> [To do] Please write out the complete listing that follows, exactly as it reads.

'''

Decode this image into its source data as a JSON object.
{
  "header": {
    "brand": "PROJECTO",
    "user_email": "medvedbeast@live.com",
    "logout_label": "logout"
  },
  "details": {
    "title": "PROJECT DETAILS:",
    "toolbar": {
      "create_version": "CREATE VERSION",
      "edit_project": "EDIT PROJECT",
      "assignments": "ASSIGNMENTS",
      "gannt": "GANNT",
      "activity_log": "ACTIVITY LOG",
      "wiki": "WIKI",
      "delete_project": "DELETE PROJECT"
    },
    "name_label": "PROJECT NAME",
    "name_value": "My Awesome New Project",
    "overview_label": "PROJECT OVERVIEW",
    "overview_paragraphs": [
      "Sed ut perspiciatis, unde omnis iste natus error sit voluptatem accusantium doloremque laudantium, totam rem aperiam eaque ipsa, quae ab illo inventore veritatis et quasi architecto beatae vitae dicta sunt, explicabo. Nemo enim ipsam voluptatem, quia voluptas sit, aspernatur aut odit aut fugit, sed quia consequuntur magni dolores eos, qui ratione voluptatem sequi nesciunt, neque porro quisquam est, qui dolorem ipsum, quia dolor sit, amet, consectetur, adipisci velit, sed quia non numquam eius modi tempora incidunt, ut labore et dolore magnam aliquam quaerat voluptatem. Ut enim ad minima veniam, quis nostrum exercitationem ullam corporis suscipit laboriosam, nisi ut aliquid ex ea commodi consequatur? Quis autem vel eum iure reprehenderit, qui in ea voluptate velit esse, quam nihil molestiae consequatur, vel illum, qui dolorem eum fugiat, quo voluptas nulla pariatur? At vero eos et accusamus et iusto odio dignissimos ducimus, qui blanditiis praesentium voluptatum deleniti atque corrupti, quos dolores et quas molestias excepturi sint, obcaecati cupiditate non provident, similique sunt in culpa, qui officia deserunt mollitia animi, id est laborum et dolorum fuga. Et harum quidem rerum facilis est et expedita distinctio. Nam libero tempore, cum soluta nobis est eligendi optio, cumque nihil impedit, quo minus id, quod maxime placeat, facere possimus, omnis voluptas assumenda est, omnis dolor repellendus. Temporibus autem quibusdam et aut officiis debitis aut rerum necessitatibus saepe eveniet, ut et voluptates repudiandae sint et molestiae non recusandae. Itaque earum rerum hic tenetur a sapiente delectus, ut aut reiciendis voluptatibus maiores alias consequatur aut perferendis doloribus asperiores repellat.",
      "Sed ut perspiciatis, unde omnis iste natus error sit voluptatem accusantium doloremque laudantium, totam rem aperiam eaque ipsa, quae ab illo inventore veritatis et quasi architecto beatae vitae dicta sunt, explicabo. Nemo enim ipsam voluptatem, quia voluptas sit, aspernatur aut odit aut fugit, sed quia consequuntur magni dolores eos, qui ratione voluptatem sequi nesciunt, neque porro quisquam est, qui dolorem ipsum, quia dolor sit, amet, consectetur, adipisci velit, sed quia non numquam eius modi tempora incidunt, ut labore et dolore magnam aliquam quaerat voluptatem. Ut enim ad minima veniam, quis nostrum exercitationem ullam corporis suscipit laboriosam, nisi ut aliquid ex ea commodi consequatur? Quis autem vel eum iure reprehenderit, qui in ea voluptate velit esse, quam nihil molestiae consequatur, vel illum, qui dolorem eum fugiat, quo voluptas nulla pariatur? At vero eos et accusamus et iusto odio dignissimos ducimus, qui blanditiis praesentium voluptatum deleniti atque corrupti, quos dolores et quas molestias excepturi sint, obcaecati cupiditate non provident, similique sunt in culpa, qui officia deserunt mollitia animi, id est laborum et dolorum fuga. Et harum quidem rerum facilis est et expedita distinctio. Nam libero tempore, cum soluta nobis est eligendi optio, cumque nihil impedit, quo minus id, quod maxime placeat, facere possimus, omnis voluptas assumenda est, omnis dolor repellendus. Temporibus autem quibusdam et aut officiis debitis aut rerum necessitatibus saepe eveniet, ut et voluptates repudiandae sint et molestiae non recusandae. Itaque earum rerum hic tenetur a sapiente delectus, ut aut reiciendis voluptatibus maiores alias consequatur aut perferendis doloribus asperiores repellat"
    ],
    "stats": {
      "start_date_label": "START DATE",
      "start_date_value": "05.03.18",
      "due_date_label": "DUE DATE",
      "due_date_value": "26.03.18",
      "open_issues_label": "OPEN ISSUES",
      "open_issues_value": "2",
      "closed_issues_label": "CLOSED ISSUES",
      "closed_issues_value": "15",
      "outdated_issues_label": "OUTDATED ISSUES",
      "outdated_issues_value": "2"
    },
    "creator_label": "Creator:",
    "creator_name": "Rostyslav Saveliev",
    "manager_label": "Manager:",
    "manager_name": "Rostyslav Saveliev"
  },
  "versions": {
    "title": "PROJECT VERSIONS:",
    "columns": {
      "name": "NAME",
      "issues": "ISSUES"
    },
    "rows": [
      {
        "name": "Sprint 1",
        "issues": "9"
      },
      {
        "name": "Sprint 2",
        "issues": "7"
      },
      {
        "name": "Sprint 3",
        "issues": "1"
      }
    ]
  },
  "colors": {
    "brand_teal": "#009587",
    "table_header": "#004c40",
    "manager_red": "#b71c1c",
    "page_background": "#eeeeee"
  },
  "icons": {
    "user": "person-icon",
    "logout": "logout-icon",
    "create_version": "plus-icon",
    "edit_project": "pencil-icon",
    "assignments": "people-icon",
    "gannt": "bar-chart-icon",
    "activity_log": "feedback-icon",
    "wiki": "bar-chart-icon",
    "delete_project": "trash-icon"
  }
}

'''

> [The answer]
Decode this image into its source data as a JSON object.
{
  "header": {
    "brand": "PROJECTO",
    "user_email": "medvedbeast@live.com",
    "logout_label": "logout"
  },
  "details": {
    "title": "PROJECT DETAILS:",
    "toolbar": {
      "create_version": "CREATE VERSION",
      "edit_project": "EDIT PROJECT",
      "assignments": "ASSIGNMENTS",
      "gannt": "GANNT",
      "activity_log": "ACTIVITY LOG",
      "wiki": "WIKI",
      "delete_project": "DELETE PROJECT"
    },
    "name_label": "PROJECT NAME",
    "name_value": "My Awesome New Project",
    "overview_label": "PROJECT OVERVIEW",
    "overview_paragraphs": [
      "Sed ut perspiciatis, unde omnis iste natus error sit voluptatem accusantium doloremque laudantium, totam rem aperiam eaque ipsa, quae ab illo inventore veritatis et quasi architecto beatae vitae dicta sunt, explicabo. Nemo enim ipsam voluptatem, quia voluptas sit, aspernatur aut odit aut fugit, sed quia consequuntur magni dolores eos, qui ratione voluptatem sequi nesciunt, neque porro quisquam est, qui dolorem ipsum, quia dolor sit, amet, consectetur, adipisci velit, sed quia non numquam eius modi tempora incidunt, ut labore et dolore magnam aliquam quaerat voluptatem. Ut enim ad minima veniam, quis nostrum exercitationem ullam corporis suscipit laboriosam, nisi ut aliquid ex ea commodi consequatur? Quis autem vel eum iure reprehenderit, qui in ea voluptate velit esse, quam nihil molestiae consequatur, vel illum, qui dolorem eum fugiat, quo voluptas nulla pariatur? At vero eos et accusamus et iusto odio dignissimos ducimus, qui blanditiis praesentium voluptatum deleniti atque corrupti, quos dolores et quas molestias excepturi sint, obcaecati cupiditate non provident, similique sunt in culpa, qui officia deserunt mollitia animi, id est laborum et dolorum fuga. Et harum quidem rerum facilis est et expedita distinctio. Nam libero tempore, cum soluta nobis est eligendi optio, cumque nihil impedit, quo minus id, quod maxime placeat, facere possimus, omnis voluptas assumenda est, omnis dolor repellendus. Temporibus autem quibusdam et aut officiis debitis aut rerum necessitatibus saepe eveniet, ut et voluptates repudiandae sint et molestiae non recusandae. Itaque earum rerum hic tenetur a sapiente delectus, ut aut reiciendis voluptatibus maiores alias consequatur aut perferendis doloribus asperiores repellat.",
      "Sed ut perspiciatis, unde omnis iste natus error sit voluptatem accusantium doloremque laudantium, totam rem aperiam eaque ipsa, quae ab illo inventore veritatis et quasi architecto beatae vitae dicta sunt, explicabo. Nemo enim ipsam voluptatem, quia voluptas sit, aspernatur aut odit aut fugit, sed quia consequuntur magni dolores eos, qui ratione voluptatem sequi nesciunt, neque porro quisquam est, qui dolorem ipsum, quia dolor sit, amet, consectetur, adipisci velit, sed quia non numquam eius modi tempora incidunt, ut labore et dolore magnam aliquam quaerat voluptatem. Ut enim ad minima veniam, quis nostrum exercitationem ullam corporis suscipit laboriosam, nisi ut aliquid ex ea commodi consequatur? Quis autem vel eum iure reprehenderit, qui in ea voluptate velit esse, quam nihil molestiae consequatur, vel illum, qui dolorem eum fugiat, quo voluptas nulla pariatur? At vero eos et accusamus et iusto odio dignissimos ducimus, qui blanditiis praesentium voluptatum deleniti atque corrupti, quos dolores et quas molestias excepturi sint, obcaecati cupiditate non provident, similique sunt in culpa, qui officia deserunt mollitia animi, id est laborum et dolorum fuga. Et harum quidem rerum facilis est et expedita distinctio. Nam libero tempore, cum soluta nobis est eligendi optio, cumque nihil impedit, quo minus id, quod maxime placeat, facere possimus, omnis voluptas assumenda est, omnis dolor repellendus. Temporibus autem quibusdam et aut officiis debitis aut rerum necessitatibus saepe eveniet, ut et voluptates repudiandae sint et molestiae non recusandae. Itaque earum rerum hic tenetur a sapiente delectus, ut aut reiciendis voluptatibus maiores alias consequatur aut perferendis doloribus asperiores repellat"
    ],
    "stats": {
      "start_date_label": "START DATE",
      "start_date_value": "05.03.18",
      "due_date_label": "DUE DATE",
      "due_date_value": "26.03.18",
      "open_issues_label": "OPEN ISSUES",
      "open_issues_value": "2",
      "closed_issues_label": "CLOSED ISSUES",
      "closed_issues_value": "15",
      "outdated_issues_label": "OUTDATED ISSUES",
      "outdated_issues_value": "2"
    },
    "creator_label": "Creator:",
    "creator_name": "Rostyslav Saveliev",
    "manager_label": "Manager:",
    "manager_name": "Rostyslav Saveliev"
  },
  "versions": {
    "title": "PROJECT VERSIONS:",
    "columns": {
      "name": "NAME",
      "issues": "ISSUES"
    },
    "rows": [
      {
        "name": "Sprint 1",
        "issues": "9"
      },
      {
        "name": "Sprint 2",
        "issues": "7"
      },
      {
        "name": "Sprint 3",
        "issues": "1"
      }
    ]
  },
  "colors": {
    "brand_teal": "#009587",
    "table_header": "#004c40",
    "manager_red": "#b71c1c",
    "page_background": "#eeeeee"
  },
  "icons": {
    "user": "person-icon",
    "logout": "logout-icon",
    "create_version": "plus-icon",
    "edit_project": "pencil-icon",
    "assignments": "people-icon",
    "gannt": "bar-chart-icon",
    "activity_log": "feedback-icon",
    "wiki": "bar-chart-icon",
    "delete_project": "trash-icon"
  }
}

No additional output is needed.